**OBJECTIVE**
Return all the data, word for word.

========

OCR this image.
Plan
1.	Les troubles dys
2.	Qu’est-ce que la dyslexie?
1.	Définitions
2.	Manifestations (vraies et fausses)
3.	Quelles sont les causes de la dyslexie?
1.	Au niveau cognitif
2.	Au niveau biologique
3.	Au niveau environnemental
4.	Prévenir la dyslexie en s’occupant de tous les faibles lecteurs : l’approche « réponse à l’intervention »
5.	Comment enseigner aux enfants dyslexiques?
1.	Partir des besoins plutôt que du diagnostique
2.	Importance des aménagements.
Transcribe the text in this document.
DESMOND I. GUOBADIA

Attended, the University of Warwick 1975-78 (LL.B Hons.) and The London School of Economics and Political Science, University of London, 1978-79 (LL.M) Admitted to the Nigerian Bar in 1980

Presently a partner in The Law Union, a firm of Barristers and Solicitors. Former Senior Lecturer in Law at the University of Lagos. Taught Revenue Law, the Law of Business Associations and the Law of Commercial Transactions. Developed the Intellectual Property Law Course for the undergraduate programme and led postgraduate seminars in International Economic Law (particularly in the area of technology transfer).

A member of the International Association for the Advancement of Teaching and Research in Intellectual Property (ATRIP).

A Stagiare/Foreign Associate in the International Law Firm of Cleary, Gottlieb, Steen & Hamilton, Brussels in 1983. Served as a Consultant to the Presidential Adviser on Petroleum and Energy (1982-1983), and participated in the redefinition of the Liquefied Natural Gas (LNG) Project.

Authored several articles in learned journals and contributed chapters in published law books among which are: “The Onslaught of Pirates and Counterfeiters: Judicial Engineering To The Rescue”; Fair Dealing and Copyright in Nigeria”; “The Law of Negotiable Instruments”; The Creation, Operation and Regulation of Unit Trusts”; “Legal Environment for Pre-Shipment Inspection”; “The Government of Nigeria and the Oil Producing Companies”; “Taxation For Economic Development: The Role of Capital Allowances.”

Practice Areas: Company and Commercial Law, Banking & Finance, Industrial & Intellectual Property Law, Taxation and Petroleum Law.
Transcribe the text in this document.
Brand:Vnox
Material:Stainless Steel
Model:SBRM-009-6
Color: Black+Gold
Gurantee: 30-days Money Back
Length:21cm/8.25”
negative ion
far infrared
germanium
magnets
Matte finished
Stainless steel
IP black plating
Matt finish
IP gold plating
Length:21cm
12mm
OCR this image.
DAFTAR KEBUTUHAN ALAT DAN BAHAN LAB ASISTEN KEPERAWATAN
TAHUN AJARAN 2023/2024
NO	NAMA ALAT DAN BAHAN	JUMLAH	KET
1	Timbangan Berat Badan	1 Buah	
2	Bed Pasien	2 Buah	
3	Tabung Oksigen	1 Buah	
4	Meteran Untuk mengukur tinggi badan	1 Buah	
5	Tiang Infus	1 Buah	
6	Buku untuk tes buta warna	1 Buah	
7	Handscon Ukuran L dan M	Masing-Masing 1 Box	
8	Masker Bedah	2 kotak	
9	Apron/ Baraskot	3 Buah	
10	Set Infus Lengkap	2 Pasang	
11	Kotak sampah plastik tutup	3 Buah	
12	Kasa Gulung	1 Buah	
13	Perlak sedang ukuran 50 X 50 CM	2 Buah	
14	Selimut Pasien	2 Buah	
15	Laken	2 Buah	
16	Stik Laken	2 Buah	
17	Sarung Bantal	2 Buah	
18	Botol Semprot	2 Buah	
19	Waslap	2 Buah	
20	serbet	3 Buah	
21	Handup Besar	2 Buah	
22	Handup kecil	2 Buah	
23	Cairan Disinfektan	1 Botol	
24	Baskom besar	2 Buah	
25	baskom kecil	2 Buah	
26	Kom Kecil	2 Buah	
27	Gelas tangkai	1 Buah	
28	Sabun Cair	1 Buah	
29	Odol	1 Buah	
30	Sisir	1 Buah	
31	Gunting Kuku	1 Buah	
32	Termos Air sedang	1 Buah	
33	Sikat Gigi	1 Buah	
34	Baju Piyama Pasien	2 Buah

========

**EXERCISE ANSWER**
OCR this image.
Plan
1.	Les troubles dys
2.	Qu’est-ce que la dyslexie?
1.	Définitions
2.	Manifestations (vraies et fausses)
3.	Quelles sont les causes de la dyslexie?
1.	Au niveau cognitif
2.	Au niveau biologique
3.	Au niveau environnemental
4.	Prévenir la dyslexie en s’occupant de tous les faibles lecteurs : l’approche « réponse à l’intervention »
5.	Comment enseigner aux enfants dyslexiques?
1.	Partir des besoins plutôt que du diagnostique
2.	Importance des aménagements.
Transcribe the text in this document.
DESMOND I. GUOBADIA

Attended, the University of Warwick 1975-78 (LL.B Hons.) and The London School of Economics and Political Science, University of London, 1978-79 (LL.M) Admitted to the Nigerian Bar in 1980

Presently a partner in The Law Union, a firm of Barristers and Solicitors. Former Senior Lecturer in Law at the University of Lagos. Taught Revenue Law, the Law of Business Associations and the Law of Commercial Transactions. Developed the Intellectual Property Law Course for the undergraduate programme and led postgraduate seminars in International Economic Law (particularly in the area of technology transfer).

A member of the International Association for the Advancement of Teaching and Research in Intellectual Property (ATRIP).

A Stagiare/Foreign Associate in the International Law Firm of Cleary, Gottlieb, Steen & Hamilton, Brussels in 1983. Served as a Consultant to the Presidential Adviser on Petroleum and Energy (1982-1983), and participated in the redefinition of the Liquefied Natural Gas (LNG) Project.

Authored several articles in learned journals and contributed chapters in published law books among which are: “The Onslaught of Pirates and Counterfeiters: Judicial Engineering To The Rescue”; Fair Dealing and Copyright in Nigeria”; “The Law of Negotiable Instruments”; The Creation, Operation and Regulation of Unit Trusts”; “Legal Environment for Pre-Shipment Inspection”; “The Government of Nigeria and the Oil Producing Companies”; “Taxation For Economic Development: The Role of Capital Allowances.”

Practice Areas: Company and Commercial Law, Banking & Finance, Industrial & Intellectual Property Law, Taxation and Petroleum Law.
Transcribe the text in this document.
Brand:Vnox
Material:Stainless Steel
Model:SBRM-009-6
Color: Black+Gold
Gurantee: 30-days Money Back
Length:21cm/8.25”
negative ion
far infrared
germanium
magnets
Matte finished
Stainless steel
IP black plating
Matt finish
IP gold plating
Length:21cm
12mm
OCR this image.
DAFTAR KEBUTUHAN ALAT DAN BAHAN LAB ASISTEN KEPERAWATAN
TAHUN AJARAN 2023/2024
NO	NAMA ALAT DAN BAHAN	JUMLAH	KET
1	Timbangan Berat Badan	1 Buah	
2	Bed Pasien	2 Buah	
3	Tabung Oksigen	1 Buah	
4	Meteran Untuk mengukur tinggi badan	1 Buah	
5	Tiang Infus	1 Buah	
6	Buku untuk tes buta warna	1 Buah	
7	Handscon Ukuran L dan M	Masing-Masing 1 Box	
8	Masker Bedah	2 kotak	
9	Apron/ Baraskot	3 Buah	
10	Set Infus Lengkap	2 Pasang	
11	Kotak sampah plastik tutup	3 Buah	
12	Kasa Gulung	1 Buah	
13	Perlak sedang ukuran 50 X 50 CM	2 Buah	
14	Selimut Pasien	2 Buah	
15	Laken	2 Buah	
16	Stik Laken	2 Buah	
17	Sarung Bantal	2 Buah	
18	Botol Semprot	2 Buah	
19	Waslap	2 Buah	
20	serbet	3 Buah	
21	Handup Besar	2 Buah	
22	Handup kecil	2 Buah	
23	Cairan Disinfektan	1 Botol	
24	Baskom besar	2 Buah	
25	baskom kecil	2 Buah	
26	Kom Kecil	2 Buah	
27	Gelas tangkai	1 Buah	
28	Sabun Cair	1 Buah	
29	Odol	1 Buah	
30	Sisir	1 Buah	
31	Gunting Kuku	1 Buah	
32	Termos Air sedang	1 Buah	
33	Sikat Gigi	1 Buah	
34	Baju Piyama Pasien	2 Buah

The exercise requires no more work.